**Data section**
-*-*-

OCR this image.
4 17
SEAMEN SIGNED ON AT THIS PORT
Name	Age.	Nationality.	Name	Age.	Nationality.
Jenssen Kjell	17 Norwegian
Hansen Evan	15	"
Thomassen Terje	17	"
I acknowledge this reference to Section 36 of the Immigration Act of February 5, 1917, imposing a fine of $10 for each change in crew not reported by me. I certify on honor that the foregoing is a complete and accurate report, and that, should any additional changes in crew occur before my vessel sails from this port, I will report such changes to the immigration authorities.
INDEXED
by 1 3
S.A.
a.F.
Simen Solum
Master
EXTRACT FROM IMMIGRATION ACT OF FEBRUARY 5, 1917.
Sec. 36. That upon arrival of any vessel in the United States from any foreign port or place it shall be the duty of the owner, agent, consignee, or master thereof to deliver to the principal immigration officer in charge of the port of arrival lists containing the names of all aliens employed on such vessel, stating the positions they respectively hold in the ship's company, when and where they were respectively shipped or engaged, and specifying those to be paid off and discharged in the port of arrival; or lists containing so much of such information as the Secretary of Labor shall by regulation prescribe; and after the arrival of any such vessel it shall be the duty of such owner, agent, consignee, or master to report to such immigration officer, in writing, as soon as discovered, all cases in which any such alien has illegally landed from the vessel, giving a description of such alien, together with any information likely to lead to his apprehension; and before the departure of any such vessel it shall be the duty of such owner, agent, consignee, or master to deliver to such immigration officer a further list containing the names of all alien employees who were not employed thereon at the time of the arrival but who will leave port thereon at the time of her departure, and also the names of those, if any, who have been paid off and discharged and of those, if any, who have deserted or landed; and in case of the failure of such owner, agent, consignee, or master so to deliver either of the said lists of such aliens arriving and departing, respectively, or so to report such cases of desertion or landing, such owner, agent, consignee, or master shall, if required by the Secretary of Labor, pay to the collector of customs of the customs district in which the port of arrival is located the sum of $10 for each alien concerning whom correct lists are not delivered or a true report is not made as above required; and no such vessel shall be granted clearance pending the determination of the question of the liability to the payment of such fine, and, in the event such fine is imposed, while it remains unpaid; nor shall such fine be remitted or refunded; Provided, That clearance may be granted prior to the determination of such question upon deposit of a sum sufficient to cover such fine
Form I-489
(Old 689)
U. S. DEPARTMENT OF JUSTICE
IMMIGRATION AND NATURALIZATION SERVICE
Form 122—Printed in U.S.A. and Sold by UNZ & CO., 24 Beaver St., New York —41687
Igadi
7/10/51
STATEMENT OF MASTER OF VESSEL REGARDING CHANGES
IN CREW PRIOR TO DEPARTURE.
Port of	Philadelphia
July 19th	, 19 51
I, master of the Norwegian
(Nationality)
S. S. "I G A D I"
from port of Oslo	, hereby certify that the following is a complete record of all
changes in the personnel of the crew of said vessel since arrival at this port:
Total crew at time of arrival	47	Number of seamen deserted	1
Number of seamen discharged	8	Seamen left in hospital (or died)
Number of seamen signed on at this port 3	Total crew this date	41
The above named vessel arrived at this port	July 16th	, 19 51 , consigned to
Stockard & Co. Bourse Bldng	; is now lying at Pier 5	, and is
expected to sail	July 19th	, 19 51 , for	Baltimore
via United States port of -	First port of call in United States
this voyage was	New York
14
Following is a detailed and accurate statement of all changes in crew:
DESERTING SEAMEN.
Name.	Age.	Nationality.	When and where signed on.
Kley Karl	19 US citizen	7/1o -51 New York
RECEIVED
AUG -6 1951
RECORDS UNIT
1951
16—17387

-*-*-

Pull every line containing "York" out of the data above.

Form 122—Printed in U.S.A. and Sold by UNZ & CO., 24 Beaver St., New York —41687
this voyage was	New York
Kley Karl	19 US citizen	7/1o -51 New York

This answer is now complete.